* **Task to complete**
Copy out all the lines in the records that include the word "кюветы".

______________________________

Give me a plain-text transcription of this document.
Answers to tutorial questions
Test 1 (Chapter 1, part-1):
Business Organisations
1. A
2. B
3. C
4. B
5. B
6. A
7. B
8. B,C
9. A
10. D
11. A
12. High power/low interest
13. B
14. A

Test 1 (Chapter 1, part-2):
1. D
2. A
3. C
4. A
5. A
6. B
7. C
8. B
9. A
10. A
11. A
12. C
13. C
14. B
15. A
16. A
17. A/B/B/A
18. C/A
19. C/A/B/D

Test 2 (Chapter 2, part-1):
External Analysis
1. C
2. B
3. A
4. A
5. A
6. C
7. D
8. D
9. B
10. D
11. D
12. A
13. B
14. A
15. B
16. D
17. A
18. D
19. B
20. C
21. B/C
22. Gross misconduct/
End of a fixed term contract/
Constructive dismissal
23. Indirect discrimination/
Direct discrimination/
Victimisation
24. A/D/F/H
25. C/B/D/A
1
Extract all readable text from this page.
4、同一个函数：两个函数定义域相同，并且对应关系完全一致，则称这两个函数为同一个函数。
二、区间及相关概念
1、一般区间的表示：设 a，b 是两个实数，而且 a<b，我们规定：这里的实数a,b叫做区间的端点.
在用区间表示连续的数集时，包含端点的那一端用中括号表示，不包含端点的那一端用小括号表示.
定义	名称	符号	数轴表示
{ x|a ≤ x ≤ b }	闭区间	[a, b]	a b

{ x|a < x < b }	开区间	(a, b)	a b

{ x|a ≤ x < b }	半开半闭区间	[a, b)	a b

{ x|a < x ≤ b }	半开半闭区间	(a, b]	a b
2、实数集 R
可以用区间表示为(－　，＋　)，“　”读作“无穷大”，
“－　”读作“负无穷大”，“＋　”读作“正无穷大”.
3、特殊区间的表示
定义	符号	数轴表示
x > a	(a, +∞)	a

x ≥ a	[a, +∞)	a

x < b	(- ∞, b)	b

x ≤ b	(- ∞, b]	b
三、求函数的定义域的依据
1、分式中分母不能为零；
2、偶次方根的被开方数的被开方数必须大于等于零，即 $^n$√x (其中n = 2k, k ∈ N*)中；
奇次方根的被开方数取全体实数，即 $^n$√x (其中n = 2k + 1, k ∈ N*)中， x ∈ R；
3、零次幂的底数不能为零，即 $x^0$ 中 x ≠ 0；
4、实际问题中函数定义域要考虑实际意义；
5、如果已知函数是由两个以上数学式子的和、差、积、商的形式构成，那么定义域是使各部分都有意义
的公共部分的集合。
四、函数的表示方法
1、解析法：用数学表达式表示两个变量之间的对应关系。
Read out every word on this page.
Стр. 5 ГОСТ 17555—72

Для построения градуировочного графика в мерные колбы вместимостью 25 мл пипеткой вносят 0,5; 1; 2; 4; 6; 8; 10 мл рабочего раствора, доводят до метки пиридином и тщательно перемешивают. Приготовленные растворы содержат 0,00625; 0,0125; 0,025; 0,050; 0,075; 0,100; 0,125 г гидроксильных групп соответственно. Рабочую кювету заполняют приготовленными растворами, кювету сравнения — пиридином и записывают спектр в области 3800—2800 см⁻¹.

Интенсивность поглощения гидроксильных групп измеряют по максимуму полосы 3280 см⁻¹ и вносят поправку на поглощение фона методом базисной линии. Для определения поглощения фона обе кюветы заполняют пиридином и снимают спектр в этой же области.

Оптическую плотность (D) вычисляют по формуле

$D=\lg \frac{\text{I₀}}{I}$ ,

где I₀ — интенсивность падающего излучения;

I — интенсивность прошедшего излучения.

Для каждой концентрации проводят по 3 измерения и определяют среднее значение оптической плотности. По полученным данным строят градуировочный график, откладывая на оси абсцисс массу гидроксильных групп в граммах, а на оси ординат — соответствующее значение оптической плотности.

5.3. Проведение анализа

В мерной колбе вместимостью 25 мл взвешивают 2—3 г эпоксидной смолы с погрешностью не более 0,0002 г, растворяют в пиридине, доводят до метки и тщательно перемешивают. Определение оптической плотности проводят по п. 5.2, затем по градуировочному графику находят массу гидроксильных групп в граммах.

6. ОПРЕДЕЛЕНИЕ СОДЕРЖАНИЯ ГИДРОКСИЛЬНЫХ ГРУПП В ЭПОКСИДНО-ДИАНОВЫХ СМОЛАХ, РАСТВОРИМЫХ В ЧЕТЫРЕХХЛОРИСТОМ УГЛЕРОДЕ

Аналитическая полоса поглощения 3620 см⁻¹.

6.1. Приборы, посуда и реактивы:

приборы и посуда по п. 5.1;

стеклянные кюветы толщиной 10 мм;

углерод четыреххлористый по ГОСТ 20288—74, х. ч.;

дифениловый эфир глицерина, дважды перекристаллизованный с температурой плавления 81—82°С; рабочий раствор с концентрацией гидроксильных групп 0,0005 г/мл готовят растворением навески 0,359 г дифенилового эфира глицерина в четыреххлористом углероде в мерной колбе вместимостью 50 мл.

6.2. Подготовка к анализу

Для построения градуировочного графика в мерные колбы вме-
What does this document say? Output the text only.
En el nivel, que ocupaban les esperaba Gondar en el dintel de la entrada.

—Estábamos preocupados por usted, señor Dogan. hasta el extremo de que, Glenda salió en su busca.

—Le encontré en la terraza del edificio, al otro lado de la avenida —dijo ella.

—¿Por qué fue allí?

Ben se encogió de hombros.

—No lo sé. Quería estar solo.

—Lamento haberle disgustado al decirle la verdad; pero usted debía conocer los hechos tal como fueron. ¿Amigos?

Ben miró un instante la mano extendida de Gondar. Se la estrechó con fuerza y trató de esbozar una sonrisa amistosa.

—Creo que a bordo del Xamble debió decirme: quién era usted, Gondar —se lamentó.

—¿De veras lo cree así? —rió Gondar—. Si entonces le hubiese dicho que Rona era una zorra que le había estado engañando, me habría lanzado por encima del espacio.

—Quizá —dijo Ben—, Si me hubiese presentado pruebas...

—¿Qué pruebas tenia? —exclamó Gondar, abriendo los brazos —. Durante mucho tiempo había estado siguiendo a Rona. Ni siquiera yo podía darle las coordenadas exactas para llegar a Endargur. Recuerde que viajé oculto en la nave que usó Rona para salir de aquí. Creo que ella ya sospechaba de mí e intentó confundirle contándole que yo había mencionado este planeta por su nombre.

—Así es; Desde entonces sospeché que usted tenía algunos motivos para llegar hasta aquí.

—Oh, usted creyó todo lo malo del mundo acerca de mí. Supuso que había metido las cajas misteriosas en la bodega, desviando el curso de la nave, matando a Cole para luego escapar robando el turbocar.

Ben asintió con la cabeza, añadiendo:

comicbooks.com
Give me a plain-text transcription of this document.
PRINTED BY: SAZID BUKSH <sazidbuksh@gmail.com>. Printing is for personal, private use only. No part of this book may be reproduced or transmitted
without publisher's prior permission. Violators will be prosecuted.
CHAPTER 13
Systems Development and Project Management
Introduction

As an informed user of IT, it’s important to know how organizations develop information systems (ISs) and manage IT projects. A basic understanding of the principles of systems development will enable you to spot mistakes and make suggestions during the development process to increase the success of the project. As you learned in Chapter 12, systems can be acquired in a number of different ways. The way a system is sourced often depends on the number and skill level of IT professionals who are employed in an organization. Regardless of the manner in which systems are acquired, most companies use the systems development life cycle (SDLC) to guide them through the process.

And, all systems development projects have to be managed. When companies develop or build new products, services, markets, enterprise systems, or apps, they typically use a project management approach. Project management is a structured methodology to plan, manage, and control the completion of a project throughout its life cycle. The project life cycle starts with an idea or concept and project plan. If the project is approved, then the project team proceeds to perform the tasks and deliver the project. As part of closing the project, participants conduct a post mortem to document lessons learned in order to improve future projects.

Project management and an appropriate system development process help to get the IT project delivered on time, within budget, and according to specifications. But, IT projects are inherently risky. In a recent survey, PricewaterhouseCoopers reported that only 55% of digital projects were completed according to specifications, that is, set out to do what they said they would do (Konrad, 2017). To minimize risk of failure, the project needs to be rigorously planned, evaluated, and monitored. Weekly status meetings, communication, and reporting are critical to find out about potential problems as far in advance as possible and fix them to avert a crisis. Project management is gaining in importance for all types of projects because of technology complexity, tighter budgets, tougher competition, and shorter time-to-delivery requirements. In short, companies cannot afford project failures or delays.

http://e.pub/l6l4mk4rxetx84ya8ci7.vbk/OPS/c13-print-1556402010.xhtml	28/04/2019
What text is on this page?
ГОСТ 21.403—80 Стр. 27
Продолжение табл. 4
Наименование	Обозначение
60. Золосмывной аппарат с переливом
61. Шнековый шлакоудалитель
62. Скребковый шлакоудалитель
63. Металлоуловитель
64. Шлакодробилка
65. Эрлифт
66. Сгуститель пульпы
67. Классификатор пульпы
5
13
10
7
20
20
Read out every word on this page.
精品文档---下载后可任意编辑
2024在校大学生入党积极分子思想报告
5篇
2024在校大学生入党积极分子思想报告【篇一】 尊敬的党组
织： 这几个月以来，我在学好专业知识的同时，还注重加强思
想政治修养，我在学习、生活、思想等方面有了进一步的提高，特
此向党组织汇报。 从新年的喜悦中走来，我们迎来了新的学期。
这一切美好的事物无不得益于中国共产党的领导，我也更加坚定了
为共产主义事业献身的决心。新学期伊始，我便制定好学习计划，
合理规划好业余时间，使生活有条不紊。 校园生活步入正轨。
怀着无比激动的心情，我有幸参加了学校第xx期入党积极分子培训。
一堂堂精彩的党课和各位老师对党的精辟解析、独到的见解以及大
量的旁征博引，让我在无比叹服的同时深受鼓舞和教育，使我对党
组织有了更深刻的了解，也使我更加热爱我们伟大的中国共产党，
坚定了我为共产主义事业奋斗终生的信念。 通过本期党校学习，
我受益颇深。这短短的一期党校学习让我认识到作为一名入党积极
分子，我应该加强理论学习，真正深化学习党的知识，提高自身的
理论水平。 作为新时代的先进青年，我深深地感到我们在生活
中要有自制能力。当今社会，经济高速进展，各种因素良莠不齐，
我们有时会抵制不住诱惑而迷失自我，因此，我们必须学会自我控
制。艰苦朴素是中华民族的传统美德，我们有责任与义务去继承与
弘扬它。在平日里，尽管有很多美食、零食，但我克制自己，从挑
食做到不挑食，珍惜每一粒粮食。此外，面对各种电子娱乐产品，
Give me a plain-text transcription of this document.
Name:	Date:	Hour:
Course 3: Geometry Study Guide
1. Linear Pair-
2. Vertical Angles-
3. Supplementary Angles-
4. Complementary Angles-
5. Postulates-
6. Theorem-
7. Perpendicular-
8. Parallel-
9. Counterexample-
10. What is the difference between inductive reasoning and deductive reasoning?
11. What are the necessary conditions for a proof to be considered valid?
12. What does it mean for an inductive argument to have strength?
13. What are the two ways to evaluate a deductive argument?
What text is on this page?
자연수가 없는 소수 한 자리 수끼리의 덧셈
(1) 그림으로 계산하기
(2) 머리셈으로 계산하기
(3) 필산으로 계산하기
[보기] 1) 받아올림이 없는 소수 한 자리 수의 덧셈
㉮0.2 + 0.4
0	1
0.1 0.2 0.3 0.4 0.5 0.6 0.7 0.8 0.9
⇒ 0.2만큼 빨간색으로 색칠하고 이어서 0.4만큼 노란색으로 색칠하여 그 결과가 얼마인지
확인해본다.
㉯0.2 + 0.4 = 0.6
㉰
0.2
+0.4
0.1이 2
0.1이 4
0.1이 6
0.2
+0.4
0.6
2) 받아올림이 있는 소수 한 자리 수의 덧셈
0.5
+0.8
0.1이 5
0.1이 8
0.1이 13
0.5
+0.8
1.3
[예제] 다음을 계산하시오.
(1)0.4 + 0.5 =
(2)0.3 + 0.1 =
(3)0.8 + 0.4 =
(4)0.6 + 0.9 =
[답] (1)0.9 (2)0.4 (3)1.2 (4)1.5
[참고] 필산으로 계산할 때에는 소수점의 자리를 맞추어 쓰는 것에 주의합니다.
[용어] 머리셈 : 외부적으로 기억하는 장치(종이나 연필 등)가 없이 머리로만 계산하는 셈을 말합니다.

______________________________

* **Expected answer**
Интенсивность поглощения гидроксильных групп измеряют по максимуму полосы 3280 см⁻¹ и вносят поправку на поглощение фона методом базисной линии. Для определения поглощения фона обе кюветы заполняют пиридином и снимают спектр в этой же области.
стеклянные кюветы толщиной 10 мм;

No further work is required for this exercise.